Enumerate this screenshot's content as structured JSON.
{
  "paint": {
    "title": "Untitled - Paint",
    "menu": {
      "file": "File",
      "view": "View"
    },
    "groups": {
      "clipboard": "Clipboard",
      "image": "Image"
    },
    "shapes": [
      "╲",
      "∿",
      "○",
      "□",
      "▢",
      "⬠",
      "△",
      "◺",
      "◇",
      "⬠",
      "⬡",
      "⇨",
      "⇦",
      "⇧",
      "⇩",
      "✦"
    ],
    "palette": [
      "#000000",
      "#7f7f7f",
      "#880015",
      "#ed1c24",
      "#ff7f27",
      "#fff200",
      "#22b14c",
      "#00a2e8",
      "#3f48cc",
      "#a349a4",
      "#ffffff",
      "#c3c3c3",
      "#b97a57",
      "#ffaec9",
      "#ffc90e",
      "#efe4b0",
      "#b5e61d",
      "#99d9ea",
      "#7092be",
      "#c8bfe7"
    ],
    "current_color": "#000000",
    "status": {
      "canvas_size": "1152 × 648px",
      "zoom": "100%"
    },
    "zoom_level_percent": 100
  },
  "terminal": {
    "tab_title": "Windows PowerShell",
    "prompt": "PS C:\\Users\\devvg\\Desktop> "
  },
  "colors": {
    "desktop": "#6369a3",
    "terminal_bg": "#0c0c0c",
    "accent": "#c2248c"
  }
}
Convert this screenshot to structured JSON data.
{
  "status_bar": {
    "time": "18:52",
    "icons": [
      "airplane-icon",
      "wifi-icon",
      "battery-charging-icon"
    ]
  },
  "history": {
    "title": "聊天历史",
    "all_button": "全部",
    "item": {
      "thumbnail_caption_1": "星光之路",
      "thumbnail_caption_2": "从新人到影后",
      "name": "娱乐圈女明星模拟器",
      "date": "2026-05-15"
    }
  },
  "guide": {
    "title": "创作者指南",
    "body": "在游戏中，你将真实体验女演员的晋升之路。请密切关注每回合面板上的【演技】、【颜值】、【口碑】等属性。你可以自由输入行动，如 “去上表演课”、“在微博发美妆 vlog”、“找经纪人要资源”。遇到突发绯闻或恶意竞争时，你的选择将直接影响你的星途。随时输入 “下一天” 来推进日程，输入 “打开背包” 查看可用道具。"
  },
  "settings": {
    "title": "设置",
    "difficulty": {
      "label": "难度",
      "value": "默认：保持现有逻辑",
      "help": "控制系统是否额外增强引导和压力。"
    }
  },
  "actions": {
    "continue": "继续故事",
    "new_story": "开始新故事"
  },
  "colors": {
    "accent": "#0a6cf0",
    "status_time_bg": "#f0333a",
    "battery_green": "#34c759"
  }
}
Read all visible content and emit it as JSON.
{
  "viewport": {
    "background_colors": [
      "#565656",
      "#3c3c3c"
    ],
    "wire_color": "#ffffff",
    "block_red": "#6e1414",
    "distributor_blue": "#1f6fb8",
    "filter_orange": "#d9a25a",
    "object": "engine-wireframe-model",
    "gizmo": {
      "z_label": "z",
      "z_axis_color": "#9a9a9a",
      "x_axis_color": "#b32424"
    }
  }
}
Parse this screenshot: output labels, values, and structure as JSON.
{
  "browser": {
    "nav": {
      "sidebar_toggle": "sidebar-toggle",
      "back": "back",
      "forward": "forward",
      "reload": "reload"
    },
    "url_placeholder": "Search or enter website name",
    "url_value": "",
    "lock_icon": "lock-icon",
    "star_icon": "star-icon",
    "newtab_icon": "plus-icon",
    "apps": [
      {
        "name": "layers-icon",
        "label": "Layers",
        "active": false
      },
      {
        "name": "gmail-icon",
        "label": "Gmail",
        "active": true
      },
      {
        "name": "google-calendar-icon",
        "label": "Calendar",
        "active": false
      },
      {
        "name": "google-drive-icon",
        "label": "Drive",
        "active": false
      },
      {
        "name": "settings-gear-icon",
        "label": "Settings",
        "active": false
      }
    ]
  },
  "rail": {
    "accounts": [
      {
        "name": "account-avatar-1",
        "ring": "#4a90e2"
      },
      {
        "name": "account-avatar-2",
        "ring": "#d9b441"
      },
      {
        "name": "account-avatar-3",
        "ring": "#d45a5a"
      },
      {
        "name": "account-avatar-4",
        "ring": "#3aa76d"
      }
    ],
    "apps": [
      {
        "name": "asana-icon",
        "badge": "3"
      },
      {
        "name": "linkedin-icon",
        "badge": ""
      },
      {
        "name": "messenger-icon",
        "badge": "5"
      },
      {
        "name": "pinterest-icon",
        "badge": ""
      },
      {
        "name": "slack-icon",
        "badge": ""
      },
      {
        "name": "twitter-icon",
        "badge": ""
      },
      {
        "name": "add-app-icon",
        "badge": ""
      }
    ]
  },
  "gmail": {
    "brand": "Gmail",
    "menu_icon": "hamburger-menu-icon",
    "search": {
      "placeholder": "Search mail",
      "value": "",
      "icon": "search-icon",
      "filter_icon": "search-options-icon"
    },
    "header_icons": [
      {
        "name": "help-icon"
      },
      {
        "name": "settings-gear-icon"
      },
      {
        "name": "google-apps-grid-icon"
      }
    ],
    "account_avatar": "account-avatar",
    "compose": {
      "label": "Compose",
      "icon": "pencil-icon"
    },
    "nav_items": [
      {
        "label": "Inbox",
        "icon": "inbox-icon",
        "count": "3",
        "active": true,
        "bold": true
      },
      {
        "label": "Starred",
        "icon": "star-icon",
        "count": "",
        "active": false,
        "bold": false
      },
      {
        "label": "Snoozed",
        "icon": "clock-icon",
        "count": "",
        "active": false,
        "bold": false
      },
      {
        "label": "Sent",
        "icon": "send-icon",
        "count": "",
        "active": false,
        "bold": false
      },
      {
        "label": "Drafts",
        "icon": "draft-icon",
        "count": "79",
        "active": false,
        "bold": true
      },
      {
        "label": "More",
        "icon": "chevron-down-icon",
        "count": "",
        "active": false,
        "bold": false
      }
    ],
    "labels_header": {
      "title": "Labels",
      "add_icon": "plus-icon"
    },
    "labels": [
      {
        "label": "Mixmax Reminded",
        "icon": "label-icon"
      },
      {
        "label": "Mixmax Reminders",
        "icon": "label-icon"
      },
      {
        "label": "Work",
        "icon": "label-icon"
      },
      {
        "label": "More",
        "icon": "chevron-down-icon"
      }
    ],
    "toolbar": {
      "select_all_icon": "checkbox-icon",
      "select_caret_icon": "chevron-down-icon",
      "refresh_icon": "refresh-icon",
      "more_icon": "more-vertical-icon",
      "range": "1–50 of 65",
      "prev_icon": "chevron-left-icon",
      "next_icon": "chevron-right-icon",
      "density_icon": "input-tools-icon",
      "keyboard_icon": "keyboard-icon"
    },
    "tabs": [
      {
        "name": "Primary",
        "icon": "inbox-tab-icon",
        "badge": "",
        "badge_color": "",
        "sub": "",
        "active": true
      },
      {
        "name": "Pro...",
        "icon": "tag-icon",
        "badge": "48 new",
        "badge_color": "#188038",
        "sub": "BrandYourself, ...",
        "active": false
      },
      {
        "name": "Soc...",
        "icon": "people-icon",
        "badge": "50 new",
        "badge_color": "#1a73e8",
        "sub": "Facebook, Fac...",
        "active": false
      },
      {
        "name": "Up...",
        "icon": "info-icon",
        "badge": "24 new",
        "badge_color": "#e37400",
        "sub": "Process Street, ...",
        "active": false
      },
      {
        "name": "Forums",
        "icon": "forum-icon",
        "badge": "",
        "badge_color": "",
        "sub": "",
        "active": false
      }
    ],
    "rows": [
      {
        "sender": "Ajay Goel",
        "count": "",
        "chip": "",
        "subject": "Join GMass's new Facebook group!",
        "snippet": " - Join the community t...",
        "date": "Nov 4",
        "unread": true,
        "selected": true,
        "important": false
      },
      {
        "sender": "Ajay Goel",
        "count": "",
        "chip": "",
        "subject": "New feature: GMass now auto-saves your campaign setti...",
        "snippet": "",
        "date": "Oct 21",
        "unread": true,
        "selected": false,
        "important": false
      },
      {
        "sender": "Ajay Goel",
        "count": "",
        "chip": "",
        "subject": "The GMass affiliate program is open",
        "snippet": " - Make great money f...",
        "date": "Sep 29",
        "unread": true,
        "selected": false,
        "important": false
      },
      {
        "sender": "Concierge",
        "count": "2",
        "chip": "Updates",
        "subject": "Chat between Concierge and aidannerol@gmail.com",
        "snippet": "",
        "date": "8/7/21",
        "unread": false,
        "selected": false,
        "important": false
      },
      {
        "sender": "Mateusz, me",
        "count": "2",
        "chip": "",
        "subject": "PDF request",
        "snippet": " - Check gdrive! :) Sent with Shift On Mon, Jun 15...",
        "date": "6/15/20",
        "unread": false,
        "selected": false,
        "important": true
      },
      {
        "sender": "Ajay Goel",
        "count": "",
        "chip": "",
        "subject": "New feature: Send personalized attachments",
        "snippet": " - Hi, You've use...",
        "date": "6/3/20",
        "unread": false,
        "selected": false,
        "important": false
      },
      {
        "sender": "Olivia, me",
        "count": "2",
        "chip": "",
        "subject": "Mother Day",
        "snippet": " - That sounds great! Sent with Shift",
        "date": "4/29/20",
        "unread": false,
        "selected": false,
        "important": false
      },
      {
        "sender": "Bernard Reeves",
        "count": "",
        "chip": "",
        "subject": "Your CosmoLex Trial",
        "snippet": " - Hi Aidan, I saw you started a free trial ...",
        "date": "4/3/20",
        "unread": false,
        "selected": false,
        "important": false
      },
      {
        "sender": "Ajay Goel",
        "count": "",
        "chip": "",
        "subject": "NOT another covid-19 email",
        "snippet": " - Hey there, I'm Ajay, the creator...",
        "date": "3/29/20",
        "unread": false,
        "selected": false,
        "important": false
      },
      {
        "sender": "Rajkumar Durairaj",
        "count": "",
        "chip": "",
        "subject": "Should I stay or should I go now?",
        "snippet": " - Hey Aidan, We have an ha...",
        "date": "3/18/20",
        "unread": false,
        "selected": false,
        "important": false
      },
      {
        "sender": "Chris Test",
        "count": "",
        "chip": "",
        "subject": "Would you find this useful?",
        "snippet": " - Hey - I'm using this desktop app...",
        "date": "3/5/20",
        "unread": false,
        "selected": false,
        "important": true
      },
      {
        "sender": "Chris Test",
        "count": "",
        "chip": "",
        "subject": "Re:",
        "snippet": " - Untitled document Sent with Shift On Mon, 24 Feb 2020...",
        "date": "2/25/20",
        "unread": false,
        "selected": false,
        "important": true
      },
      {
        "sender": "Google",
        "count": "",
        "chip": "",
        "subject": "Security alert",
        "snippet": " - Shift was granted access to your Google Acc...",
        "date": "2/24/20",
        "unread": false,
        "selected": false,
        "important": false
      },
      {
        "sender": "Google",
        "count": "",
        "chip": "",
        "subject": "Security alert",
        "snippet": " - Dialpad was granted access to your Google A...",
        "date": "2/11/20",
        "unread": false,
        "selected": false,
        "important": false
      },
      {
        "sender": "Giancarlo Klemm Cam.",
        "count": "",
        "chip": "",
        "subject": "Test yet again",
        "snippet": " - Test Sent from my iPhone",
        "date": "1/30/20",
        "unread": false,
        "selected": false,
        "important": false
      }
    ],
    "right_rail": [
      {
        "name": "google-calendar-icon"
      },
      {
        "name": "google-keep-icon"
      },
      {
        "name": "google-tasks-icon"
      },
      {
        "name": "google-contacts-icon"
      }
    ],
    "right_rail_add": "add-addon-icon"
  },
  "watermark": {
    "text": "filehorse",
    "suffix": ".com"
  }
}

● **JOB**: Show every line in the records above that contains the word "gear".

● **COMPLETED EXERCISE**:
        "name": "settings-gear-icon",
        "name": "settings-gear-icon"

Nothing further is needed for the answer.